-- PROMPT --
Go through the data line by line. Copy each one holding the string "Richtungen".
=== Section Start ===
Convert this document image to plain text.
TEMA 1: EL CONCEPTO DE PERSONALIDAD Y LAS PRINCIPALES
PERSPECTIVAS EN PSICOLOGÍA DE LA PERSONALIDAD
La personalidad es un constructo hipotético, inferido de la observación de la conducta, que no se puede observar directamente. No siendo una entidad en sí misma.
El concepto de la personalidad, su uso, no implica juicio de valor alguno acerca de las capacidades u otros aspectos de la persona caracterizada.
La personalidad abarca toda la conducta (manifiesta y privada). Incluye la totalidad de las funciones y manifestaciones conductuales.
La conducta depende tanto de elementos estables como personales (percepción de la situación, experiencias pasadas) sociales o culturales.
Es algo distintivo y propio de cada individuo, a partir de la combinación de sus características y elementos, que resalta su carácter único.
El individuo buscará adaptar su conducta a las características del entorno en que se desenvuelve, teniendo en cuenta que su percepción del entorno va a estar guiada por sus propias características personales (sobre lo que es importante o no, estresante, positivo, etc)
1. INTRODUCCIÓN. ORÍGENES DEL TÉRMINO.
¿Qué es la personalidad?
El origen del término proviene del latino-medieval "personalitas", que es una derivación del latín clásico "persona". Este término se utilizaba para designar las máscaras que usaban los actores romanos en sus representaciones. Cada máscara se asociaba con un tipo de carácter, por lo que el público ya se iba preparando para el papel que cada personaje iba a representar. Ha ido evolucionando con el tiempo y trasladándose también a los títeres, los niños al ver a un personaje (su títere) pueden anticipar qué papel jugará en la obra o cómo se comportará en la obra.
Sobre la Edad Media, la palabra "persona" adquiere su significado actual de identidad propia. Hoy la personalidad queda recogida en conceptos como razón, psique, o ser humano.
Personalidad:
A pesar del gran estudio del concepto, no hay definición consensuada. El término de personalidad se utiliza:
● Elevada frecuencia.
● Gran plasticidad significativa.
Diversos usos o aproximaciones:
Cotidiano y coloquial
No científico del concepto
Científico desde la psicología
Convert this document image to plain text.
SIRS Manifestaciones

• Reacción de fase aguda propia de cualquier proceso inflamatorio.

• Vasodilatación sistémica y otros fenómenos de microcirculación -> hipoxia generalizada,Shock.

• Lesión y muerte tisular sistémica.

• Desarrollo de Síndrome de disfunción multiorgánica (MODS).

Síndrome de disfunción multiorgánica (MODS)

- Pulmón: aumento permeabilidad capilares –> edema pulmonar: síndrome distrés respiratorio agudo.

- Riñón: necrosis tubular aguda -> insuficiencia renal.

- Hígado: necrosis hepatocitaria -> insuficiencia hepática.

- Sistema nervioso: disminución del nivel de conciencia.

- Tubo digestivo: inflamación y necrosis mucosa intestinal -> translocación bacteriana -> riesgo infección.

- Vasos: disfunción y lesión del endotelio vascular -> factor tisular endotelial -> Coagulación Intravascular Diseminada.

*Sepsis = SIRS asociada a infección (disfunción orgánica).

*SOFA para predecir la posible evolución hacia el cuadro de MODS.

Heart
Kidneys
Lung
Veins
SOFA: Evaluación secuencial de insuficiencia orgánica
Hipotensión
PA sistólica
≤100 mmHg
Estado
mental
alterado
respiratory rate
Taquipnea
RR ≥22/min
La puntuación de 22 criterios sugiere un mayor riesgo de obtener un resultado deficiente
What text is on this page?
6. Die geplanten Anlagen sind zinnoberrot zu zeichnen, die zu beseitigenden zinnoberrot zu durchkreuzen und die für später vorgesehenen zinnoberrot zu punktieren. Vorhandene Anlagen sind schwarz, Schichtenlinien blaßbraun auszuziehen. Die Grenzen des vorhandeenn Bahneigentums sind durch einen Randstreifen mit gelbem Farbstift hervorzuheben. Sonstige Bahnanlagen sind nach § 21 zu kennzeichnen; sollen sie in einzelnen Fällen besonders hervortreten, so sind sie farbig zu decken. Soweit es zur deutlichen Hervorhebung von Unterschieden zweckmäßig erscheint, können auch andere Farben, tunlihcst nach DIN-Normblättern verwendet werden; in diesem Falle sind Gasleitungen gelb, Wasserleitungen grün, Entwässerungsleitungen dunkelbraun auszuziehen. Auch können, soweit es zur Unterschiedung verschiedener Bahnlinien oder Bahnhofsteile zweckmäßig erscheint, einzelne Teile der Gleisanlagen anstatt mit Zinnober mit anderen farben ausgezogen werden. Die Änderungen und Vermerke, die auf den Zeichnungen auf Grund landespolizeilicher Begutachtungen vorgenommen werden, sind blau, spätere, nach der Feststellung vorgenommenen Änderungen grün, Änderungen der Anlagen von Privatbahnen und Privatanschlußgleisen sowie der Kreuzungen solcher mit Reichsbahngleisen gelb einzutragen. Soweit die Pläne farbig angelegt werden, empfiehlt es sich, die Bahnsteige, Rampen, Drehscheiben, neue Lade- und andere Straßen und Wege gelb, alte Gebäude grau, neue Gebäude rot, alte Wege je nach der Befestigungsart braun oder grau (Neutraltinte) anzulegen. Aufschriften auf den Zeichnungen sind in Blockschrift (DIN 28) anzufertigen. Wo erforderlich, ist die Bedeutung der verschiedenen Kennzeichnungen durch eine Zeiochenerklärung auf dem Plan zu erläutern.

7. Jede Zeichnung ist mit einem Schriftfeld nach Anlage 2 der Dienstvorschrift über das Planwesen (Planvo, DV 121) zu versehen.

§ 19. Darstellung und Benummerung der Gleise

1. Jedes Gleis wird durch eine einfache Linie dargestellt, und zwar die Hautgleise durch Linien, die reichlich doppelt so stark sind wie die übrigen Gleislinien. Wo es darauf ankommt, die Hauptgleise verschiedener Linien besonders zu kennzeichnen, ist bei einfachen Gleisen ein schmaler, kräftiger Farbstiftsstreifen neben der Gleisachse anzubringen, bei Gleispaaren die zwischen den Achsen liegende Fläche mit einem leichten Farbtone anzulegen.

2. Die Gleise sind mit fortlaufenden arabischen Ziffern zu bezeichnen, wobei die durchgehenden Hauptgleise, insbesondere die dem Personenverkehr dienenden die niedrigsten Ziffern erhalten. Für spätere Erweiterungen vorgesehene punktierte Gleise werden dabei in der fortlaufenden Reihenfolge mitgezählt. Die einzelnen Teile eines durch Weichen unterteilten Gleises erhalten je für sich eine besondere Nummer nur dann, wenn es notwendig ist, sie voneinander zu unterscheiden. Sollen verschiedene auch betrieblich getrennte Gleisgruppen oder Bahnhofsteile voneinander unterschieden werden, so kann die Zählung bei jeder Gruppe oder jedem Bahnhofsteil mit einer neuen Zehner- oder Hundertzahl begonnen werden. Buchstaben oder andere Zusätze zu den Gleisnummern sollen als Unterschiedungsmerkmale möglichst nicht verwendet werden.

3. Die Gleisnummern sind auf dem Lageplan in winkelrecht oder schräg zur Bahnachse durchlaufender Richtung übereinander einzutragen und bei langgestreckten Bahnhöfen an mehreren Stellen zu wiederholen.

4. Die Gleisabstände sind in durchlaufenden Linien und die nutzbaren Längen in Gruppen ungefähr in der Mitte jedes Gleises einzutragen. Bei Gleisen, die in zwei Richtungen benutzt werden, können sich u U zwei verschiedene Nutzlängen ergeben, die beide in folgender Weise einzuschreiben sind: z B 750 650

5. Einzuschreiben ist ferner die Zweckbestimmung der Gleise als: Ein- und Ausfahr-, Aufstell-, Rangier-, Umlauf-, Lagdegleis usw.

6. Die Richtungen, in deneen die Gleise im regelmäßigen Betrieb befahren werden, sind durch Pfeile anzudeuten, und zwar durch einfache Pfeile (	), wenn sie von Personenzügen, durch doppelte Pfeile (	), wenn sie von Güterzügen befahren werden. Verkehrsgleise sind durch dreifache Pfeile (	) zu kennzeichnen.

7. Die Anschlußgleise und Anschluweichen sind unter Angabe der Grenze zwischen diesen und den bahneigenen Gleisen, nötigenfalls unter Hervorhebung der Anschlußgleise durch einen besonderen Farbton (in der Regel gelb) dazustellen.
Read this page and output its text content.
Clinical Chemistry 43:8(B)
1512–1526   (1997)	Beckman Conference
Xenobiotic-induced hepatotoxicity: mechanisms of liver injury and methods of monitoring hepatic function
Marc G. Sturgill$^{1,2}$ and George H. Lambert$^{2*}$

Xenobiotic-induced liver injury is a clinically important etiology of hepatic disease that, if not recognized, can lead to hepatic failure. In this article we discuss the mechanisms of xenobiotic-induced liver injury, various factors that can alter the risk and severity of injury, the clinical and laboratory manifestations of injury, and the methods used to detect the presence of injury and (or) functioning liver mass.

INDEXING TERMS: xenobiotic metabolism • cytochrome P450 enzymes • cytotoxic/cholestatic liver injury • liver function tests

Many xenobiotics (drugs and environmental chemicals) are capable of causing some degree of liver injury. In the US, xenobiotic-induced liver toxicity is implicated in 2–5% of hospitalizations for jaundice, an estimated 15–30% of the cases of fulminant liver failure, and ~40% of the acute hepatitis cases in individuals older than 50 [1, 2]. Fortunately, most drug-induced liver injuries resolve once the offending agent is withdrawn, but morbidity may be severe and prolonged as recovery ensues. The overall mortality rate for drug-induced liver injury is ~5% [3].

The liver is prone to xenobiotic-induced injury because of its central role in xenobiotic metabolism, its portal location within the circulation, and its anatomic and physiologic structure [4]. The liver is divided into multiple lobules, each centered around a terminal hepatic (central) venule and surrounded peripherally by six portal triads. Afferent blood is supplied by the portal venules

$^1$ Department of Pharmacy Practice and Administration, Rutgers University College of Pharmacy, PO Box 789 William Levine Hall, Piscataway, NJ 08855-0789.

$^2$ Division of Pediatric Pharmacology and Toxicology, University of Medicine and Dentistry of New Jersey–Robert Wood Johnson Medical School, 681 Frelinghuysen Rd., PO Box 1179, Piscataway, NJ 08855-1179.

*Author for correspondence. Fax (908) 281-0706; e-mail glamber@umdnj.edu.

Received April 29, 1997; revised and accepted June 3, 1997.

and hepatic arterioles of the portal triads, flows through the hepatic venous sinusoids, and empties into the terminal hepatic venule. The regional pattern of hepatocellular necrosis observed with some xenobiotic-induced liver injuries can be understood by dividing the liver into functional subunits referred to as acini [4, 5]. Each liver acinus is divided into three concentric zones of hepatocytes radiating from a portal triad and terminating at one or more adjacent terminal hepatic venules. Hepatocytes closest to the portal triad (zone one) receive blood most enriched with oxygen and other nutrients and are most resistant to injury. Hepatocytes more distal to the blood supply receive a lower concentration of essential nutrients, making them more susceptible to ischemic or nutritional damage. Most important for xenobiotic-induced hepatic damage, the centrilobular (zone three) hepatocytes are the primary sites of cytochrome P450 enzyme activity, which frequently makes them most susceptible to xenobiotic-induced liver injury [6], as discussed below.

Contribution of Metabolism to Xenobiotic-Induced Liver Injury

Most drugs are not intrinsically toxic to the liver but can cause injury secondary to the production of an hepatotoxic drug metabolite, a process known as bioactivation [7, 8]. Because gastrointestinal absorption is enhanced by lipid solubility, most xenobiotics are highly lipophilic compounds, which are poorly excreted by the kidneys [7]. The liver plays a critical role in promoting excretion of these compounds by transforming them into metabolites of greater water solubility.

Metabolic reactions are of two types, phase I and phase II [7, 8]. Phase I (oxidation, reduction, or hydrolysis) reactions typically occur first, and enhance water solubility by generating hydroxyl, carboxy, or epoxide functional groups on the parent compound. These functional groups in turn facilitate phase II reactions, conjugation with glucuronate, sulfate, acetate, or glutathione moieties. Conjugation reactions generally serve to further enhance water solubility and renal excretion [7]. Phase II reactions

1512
=== Section End ===
-- OUTPUT FOR THIS EXERCISE --
4. Die Gleisabstände sind in durchlaufenden Linien und die nutzbaren Längen in Gruppen ungefähr in der Mitte jedes Gleises einzutragen. Bei Gleisen, die in zwei Richtungen benutzt werden, können sich u U zwei verschiedene Nutzlängen ergeben, die beide in folgender Weise einzuschreiben sind: z B 750 650
6. Die Richtungen, in deneen die Gleise im regelmäßigen Betrieb befahren werden, sind durch Pfeile anzudeuten, und zwar durch einfache Pfeile (	), wenn sie von Personenzügen, durch doppelte Pfeile (	), wenn sie von Güterzügen befahren werden. Verkehrsgleise sind durch dreifache Pfeile (	) zu kennzeichnen.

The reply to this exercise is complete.